Among the following entries, count the lines that contain "this" and report only the result.

[start DATA SHOWN]

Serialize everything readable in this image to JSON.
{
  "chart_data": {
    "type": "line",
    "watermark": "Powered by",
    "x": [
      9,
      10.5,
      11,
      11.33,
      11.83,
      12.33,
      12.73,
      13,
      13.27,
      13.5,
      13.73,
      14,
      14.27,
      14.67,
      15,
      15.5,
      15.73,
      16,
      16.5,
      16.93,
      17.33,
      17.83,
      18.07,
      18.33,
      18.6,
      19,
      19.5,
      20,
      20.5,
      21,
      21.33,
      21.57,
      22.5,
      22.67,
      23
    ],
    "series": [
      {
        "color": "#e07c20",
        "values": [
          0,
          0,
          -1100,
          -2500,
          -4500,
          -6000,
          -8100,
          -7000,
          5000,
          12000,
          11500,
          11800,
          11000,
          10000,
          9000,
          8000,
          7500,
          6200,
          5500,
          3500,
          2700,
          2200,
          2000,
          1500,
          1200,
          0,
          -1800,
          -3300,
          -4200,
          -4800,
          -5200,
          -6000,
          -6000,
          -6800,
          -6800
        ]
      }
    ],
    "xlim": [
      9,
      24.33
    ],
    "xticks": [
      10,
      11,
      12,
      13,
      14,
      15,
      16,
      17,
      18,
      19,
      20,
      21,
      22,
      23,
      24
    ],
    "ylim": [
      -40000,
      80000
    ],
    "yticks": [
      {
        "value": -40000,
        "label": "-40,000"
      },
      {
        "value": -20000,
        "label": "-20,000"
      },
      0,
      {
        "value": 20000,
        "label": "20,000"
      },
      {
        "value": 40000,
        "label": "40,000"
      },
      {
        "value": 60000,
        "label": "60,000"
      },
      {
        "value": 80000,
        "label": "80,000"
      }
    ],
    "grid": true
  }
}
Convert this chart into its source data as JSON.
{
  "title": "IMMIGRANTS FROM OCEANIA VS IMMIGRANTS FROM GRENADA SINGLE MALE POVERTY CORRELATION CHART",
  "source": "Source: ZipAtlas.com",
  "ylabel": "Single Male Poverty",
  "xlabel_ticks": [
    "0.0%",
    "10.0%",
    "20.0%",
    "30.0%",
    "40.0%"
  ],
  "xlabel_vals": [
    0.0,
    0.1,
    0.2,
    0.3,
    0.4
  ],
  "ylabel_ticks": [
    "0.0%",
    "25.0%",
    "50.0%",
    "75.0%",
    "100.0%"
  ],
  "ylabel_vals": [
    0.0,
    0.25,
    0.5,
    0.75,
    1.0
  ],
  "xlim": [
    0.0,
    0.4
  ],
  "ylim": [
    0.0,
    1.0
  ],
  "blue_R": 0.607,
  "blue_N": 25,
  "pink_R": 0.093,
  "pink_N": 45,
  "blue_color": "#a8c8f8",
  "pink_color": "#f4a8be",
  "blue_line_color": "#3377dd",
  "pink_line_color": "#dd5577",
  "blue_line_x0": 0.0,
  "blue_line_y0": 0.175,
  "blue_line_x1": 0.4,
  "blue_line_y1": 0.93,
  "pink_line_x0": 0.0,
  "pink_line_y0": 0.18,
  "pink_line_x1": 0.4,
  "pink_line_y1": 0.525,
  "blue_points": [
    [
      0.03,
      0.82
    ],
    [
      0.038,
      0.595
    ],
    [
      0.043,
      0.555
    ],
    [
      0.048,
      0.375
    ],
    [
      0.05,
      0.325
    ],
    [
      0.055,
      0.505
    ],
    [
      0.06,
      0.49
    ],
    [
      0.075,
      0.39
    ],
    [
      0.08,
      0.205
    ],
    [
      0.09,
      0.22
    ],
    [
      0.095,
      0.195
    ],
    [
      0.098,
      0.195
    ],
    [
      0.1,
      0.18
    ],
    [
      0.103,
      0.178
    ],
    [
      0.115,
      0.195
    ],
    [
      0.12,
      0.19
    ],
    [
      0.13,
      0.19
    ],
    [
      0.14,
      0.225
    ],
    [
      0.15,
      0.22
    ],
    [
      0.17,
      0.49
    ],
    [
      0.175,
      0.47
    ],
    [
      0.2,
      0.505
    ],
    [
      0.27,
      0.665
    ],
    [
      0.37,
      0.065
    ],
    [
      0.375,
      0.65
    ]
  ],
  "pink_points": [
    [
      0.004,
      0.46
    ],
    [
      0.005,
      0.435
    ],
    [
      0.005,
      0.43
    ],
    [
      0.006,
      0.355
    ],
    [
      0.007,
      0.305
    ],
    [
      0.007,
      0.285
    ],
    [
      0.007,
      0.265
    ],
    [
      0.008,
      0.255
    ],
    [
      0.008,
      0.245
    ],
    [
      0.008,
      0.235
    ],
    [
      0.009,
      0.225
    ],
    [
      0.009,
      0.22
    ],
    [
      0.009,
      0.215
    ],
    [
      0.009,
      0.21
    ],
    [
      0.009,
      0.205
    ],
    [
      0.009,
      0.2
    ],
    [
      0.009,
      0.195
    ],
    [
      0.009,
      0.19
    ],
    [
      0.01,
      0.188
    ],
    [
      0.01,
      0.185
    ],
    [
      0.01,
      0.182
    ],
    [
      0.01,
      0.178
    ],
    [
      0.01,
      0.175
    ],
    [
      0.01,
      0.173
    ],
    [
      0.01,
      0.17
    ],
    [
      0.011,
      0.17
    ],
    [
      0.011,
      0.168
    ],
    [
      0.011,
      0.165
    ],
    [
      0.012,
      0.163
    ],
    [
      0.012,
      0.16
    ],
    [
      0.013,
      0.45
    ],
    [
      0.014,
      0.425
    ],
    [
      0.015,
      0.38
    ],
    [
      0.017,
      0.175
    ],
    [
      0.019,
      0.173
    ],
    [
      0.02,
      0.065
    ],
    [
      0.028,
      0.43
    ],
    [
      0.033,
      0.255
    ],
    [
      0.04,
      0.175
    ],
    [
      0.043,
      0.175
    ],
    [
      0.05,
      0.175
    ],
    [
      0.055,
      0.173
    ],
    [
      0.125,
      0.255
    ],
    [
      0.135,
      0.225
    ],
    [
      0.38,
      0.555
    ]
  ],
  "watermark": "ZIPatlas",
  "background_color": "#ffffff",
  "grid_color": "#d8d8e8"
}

[end DATA SHOWN]

● ANSWER TO THE EXERCISE
2